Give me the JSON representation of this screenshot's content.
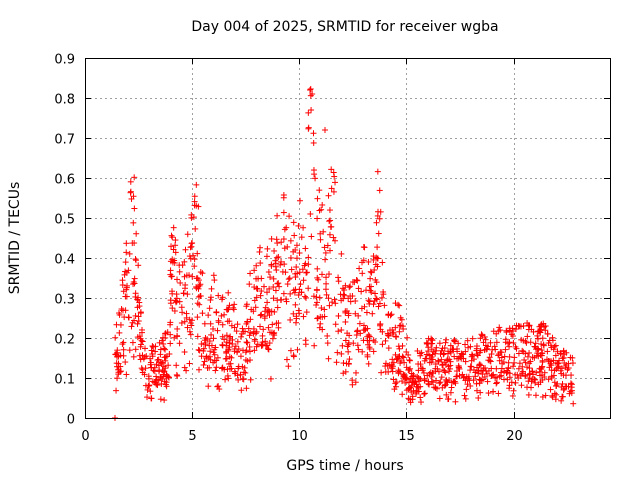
{
  "chart_data": {
    "type": "scatter",
    "title": "Day 004 of 2025, SRMTID for receiver wgba",
    "xlabel": "GPS time / hours",
    "ylabel": "SRMTID / TECUs",
    "xlim": [
      0,
      24.5
    ],
    "ylim": [
      0,
      0.9
    ],
    "xticks": [
      0,
      5,
      10,
      15,
      20
    ],
    "yticks": [
      0,
      0.1,
      0.2,
      0.3,
      0.4,
      0.5,
      0.6,
      0.7,
      0.8,
      0.9
    ],
    "marker": "+",
    "color": "#ff0000",
    "grid": true,
    "series": [
      {
        "name": "SRMTID",
        "envelope": {
          "x": [
            1.4,
            1.6,
            1.9,
            2.1,
            2.3,
            2.5,
            2.7,
            3.0,
            3.3,
            3.6,
            3.9,
            4.1,
            4.3,
            4.6,
            4.9,
            5.2,
            5.4,
            5.7,
            6.0,
            6.3,
            6.6,
            7.0,
            7.3,
            7.6,
            8.0,
            8.4,
            8.8,
            9.2,
            9.6,
            10.0,
            10.3,
            10.5,
            10.7,
            11.0,
            11.3,
            11.6,
            11.9,
            12.2,
            12.6,
            13.0,
            13.4,
            13.7,
            14.0,
            14.4,
            14.8,
            15.2,
            15.6,
            16.0,
            16.5,
            17.0,
            17.5,
            18.0,
            18.5,
            19.0,
            19.5,
            20.0,
            20.5,
            21.0,
            21.5,
            22.0,
            22.5,
            22.8
          ],
          "y": [
            0.15,
            0.19,
            0.3,
            0.4,
            0.44,
            0.25,
            0.13,
            0.12,
            0.13,
            0.14,
            0.16,
            0.4,
            0.26,
            0.28,
            0.35,
            0.44,
            0.28,
            0.18,
            0.25,
            0.2,
            0.24,
            0.2,
            0.14,
            0.24,
            0.32,
            0.3,
            0.32,
            0.4,
            0.34,
            0.4,
            0.35,
            0.72,
            0.5,
            0.38,
            0.4,
            0.45,
            0.3,
            0.22,
            0.25,
            0.3,
            0.25,
            0.45,
            0.2,
            0.22,
            0.18,
            0.11,
            0.12,
            0.14,
            0.13,
            0.14,
            0.13,
            0.14,
            0.15,
            0.15,
            0.16,
            0.16,
            0.18,
            0.15,
            0.17,
            0.13,
            0.12,
            0.11
          ]
        },
        "outliers": [
          [
            1.4,
            0.0
          ],
          [
            10.5,
            0.82
          ],
          [
            10.6,
            0.81
          ],
          [
            10.55,
            0.77
          ],
          [
            11.2,
            0.72
          ]
        ]
      }
    ]
  }
}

═══

WORK TO BE COMPLETED: Replicate the material above verbatim; images stay out of the copy.

COMPLETED TASK:
Give me the JSON representation of this screenshot's content.
{
  "chart_data": {
    "type": "scatter",
    "title": "Day 004 of 2025, SRMTID for receiver wgba",
    "xlabel": "GPS time / hours",
    "ylabel": "SRMTID / TECUs",
    "xlim": [
      0,
      24.5
    ],
    "ylim": [
      0,
      0.9
    ],
    "xticks": [
      0,
      5,
      10,
      15,
      20
    ],
    "yticks": [
      0,
      0.1,
      0.2,
      0.3,
      0.4,
      0.5,
      0.6,
      0.7,
      0.8,
      0.9
    ],
    "marker": "+",
    "color": "#ff0000",
    "grid": true,
    "series": [
      {
        "name": "SRMTID",
        "envelope": {
          "x": [
            1.4,
            1.6,
            1.9,
            2.1,
            2.3,
            2.5,
            2.7,
            3.0,
            3.3,
            3.6,
            3.9,
            4.1,
            4.3,
            4.6,
            4.9,
            5.2,
            5.4,
            5.7,
            6.0,
            6.3,
            6.6,
            7.0,
            7.3,
            7.6,
            8.0,
            8.4,
            8.8,
            9.2,
            9.6,
            10.0,
            10.3,
            10.5,
            10.7,
            11.0,
            11.3,
            11.6,
            11.9,
            12.2,
            12.6,
            13.0,
            13.4,
            13.7,
            14.0,
            14.4,
            14.8,
            15.2,
            15.6,
            16.0,
            16.5,
            17.0,
            17.5,
            18.0,
            18.5,
            19.0,
            19.5,
            20.0,
            20.5,
            21.0,
            21.5,
            22.0,
            22.5,
            22.8
          ],
          "y": [
            0.15,
            0.19,
            0.3,
            0.4,
            0.44,
            0.25,
            0.13,
            0.12,
            0.13,
            0.14,
            0.16,
            0.4,
            0.26,
            0.28,
            0.35,
            0.44,
            0.28,
            0.18,
            0.25,
            0.2,
            0.24,
            0.2,
            0.14,
            0.24,
            0.32,
            0.3,
            0.32,
            0.4,
            0.34,
            0.4,
            0.35,
            0.72,
            0.5,
            0.38,
            0.4,
            0.45,
            0.3,
            0.22,
            0.25,
            0.3,
            0.25,
            0.45,
            0.2,
            0.22,
            0.18,
            0.11,
            0.12,
            0.14,
            0.13,
            0.14,
            0.13,
            0.14,
            0.15,
            0.15,
            0.16,
            0.16,
            0.18,
            0.15,
            0.17,
            0.13,
            0.12,
            0.11
          ]
        },
        "outliers": [
          [
            1.4,
            0.0
          ],
          [
            10.5,
            0.82
          ],
          [
            10.6,
            0.81
          ],
          [
            10.55,
            0.77
          ],
          [
            11.2,
            0.72
          ]
        ]
      }
    ]
  }
}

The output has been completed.